** TASK TO CARRY OUT **
In this exercise, return the whole listing exactly, excluding any images.
--------------------------------
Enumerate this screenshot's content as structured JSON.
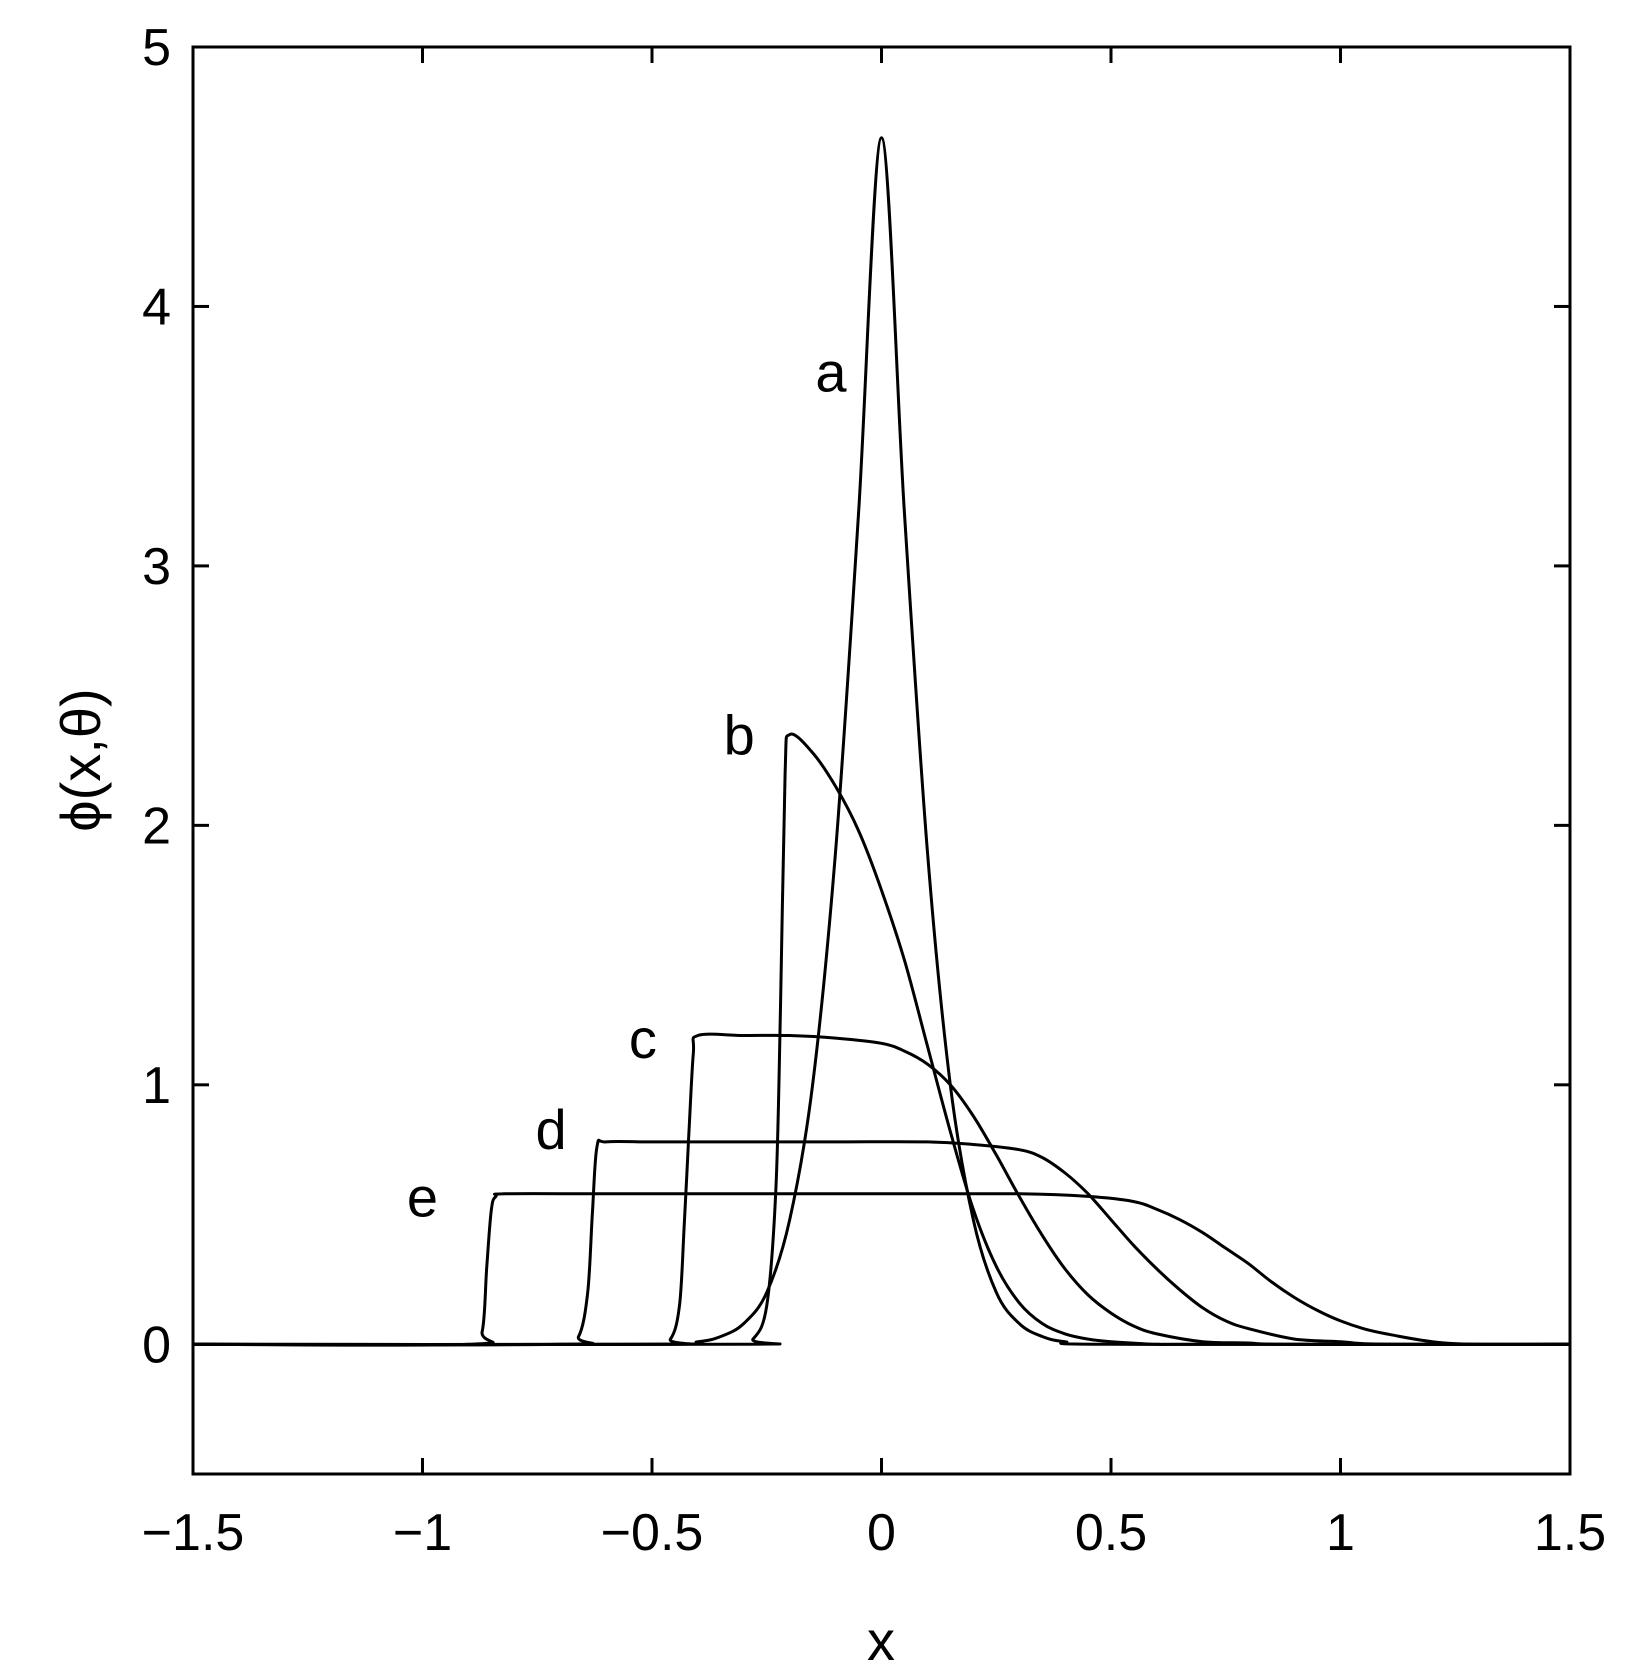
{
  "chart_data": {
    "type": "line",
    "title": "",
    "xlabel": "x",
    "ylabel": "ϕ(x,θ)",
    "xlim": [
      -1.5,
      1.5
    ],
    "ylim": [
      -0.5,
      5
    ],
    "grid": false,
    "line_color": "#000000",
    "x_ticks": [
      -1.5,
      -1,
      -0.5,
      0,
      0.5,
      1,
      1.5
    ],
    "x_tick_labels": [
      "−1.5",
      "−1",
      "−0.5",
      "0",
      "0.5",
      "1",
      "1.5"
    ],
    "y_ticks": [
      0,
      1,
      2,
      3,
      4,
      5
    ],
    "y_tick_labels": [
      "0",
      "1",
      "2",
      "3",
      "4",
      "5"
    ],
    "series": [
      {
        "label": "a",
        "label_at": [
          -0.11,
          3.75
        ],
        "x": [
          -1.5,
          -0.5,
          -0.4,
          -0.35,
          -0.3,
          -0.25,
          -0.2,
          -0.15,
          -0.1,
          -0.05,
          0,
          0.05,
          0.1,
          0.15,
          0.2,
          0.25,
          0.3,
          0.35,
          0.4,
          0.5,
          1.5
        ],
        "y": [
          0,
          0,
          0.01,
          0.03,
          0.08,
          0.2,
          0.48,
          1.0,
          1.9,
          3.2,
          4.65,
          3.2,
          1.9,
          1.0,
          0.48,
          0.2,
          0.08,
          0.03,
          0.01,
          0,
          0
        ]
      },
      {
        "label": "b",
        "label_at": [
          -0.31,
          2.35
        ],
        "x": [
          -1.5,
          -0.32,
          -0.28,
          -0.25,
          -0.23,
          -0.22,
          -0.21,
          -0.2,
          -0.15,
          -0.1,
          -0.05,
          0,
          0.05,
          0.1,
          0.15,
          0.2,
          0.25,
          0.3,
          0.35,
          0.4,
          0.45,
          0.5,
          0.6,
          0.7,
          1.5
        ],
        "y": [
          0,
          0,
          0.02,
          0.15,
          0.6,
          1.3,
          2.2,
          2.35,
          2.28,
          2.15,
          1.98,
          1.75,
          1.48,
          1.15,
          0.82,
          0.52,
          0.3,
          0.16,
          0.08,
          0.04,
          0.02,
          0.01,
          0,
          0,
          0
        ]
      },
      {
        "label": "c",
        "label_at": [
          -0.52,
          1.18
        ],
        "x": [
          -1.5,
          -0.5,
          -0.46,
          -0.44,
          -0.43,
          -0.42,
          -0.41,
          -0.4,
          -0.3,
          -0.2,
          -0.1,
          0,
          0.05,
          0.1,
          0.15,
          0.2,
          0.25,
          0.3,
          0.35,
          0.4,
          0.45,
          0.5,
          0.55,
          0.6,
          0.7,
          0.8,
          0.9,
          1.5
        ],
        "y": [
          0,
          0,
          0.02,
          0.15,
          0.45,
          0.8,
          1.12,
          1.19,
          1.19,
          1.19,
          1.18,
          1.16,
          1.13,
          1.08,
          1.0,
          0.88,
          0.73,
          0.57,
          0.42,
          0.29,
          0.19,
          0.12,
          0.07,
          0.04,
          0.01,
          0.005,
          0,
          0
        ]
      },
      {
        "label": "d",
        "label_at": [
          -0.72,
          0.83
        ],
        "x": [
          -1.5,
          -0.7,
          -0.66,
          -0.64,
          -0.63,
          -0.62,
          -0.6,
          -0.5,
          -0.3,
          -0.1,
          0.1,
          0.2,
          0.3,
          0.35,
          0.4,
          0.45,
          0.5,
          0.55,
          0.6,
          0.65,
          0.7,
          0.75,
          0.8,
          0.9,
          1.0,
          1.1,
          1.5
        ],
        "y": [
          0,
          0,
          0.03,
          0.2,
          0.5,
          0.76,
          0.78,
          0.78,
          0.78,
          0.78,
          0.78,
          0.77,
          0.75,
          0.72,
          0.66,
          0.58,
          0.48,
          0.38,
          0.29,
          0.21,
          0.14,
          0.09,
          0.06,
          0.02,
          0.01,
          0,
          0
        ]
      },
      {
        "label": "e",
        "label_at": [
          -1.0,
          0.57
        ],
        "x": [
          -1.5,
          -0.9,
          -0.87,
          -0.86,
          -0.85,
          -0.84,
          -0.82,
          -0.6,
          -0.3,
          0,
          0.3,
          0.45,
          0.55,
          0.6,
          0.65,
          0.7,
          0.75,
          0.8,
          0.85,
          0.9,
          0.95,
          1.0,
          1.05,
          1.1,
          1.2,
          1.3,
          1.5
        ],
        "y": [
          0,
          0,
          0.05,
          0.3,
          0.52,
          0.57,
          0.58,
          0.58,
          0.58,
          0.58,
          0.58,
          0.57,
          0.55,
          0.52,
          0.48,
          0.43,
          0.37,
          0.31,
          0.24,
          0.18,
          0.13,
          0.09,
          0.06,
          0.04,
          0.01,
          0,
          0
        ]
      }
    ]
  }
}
--------------------------------
** RESULT OF THIS EXERCISE **
Enumerate this screenshot's content as structured JSON.
{
  "chart_data": {
    "type": "line",
    "title": "",
    "xlabel": "x",
    "ylabel": "ϕ(x,θ)",
    "xlim": [
      -1.5,
      1.5
    ],
    "ylim": [
      -0.5,
      5
    ],
    "grid": false,
    "line_color": "#000000",
    "x_ticks": [
      -1.5,
      -1,
      -0.5,
      0,
      0.5,
      1,
      1.5
    ],
    "x_tick_labels": [
      "−1.5",
      "−1",
      "−0.5",
      "0",
      "0.5",
      "1",
      "1.5"
    ],
    "y_ticks": [
      0,
      1,
      2,
      3,
      4,
      5
    ],
    "y_tick_labels": [
      "0",
      "1",
      "2",
      "3",
      "4",
      "5"
    ],
    "series": [
      {
        "label": "a",
        "label_at": [
          -0.11,
          3.75
        ],
        "x": [
          -1.5,
          -0.5,
          -0.4,
          -0.35,
          -0.3,
          -0.25,
          -0.2,
          -0.15,
          -0.1,
          -0.05,
          0,
          0.05,
          0.1,
          0.15,
          0.2,
          0.25,
          0.3,
          0.35,
          0.4,
          0.5,
          1.5
        ],
        "y": [
          0,
          0,
          0.01,
          0.03,
          0.08,
          0.2,
          0.48,
          1.0,
          1.9,
          3.2,
          4.65,
          3.2,
          1.9,
          1.0,
          0.48,
          0.2,
          0.08,
          0.03,
          0.01,
          0,
          0
        ]
      },
      {
        "label": "b",
        "label_at": [
          -0.31,
          2.35
        ],
        "x": [
          -1.5,
          -0.32,
          -0.28,
          -0.25,
          -0.23,
          -0.22,
          -0.21,
          -0.2,
          -0.15,
          -0.1,
          -0.05,
          0,
          0.05,
          0.1,
          0.15,
          0.2,
          0.25,
          0.3,
          0.35,
          0.4,
          0.45,
          0.5,
          0.6,
          0.7,
          1.5
        ],
        "y": [
          0,
          0,
          0.02,
          0.15,
          0.6,
          1.3,
          2.2,
          2.35,
          2.28,
          2.15,
          1.98,
          1.75,
          1.48,
          1.15,
          0.82,
          0.52,
          0.3,
          0.16,
          0.08,
          0.04,
          0.02,
          0.01,
          0,
          0,
          0
        ]
      },
      {
        "label": "c",
        "label_at": [
          -0.52,
          1.18
        ],
        "x": [
          -1.5,
          -0.5,
          -0.46,
          -0.44,
          -0.43,
          -0.42,
          -0.41,
          -0.4,
          -0.3,
          -0.2,
          -0.1,
          0,
          0.05,
          0.1,
          0.15,
          0.2,
          0.25,
          0.3,
          0.35,
          0.4,
          0.45,
          0.5,
          0.55,
          0.6,
          0.7,
          0.8,
          0.9,
          1.5
        ],
        "y": [
          0,
          0,
          0.02,
          0.15,
          0.45,
          0.8,
          1.12,
          1.19,
          1.19,
          1.19,
          1.18,
          1.16,
          1.13,
          1.08,
          1.0,
          0.88,
          0.73,
          0.57,
          0.42,
          0.29,
          0.19,
          0.12,
          0.07,
          0.04,
          0.01,
          0.005,
          0,
          0
        ]
      },
      {
        "label": "d",
        "label_at": [
          -0.72,
          0.83
        ],
        "x": [
          -1.5,
          -0.7,
          -0.66,
          -0.64,
          -0.63,
          -0.62,
          -0.6,
          -0.5,
          -0.3,
          -0.1,
          0.1,
          0.2,
          0.3,
          0.35,
          0.4,
          0.45,
          0.5,
          0.55,
          0.6,
          0.65,
          0.7,
          0.75,
          0.8,
          0.9,
          1.0,
          1.1,
          1.5
        ],
        "y": [
          0,
          0,
          0.03,
          0.2,
          0.5,
          0.76,
          0.78,
          0.78,
          0.78,
          0.78,
          0.78,
          0.77,
          0.75,
          0.72,
          0.66,
          0.58,
          0.48,
          0.38,
          0.29,
          0.21,
          0.14,
          0.09,
          0.06,
          0.02,
          0.01,
          0,
          0
        ]
      },
      {
        "label": "e",
        "label_at": [
          -1.0,
          0.57
        ],
        "x": [
          -1.5,
          -0.9,
          -0.87,
          -0.86,
          -0.85,
          -0.84,
          -0.82,
          -0.6,
          -0.3,
          0,
          0.3,
          0.45,
          0.55,
          0.6,
          0.65,
          0.7,
          0.75,
          0.8,
          0.85,
          0.9,
          0.95,
          1.0,
          1.05,
          1.1,
          1.2,
          1.3,
          1.5
        ],
        "y": [
          0,
          0,
          0.05,
          0.3,
          0.52,
          0.57,
          0.58,
          0.58,
          0.58,
          0.58,
          0.58,
          0.57,
          0.55,
          0.52,
          0.48,
          0.43,
          0.37,
          0.31,
          0.24,
          0.18,
          0.13,
          0.09,
          0.06,
          0.04,
          0.01,
          0,
          0
        ]
      }
    ]
  }
}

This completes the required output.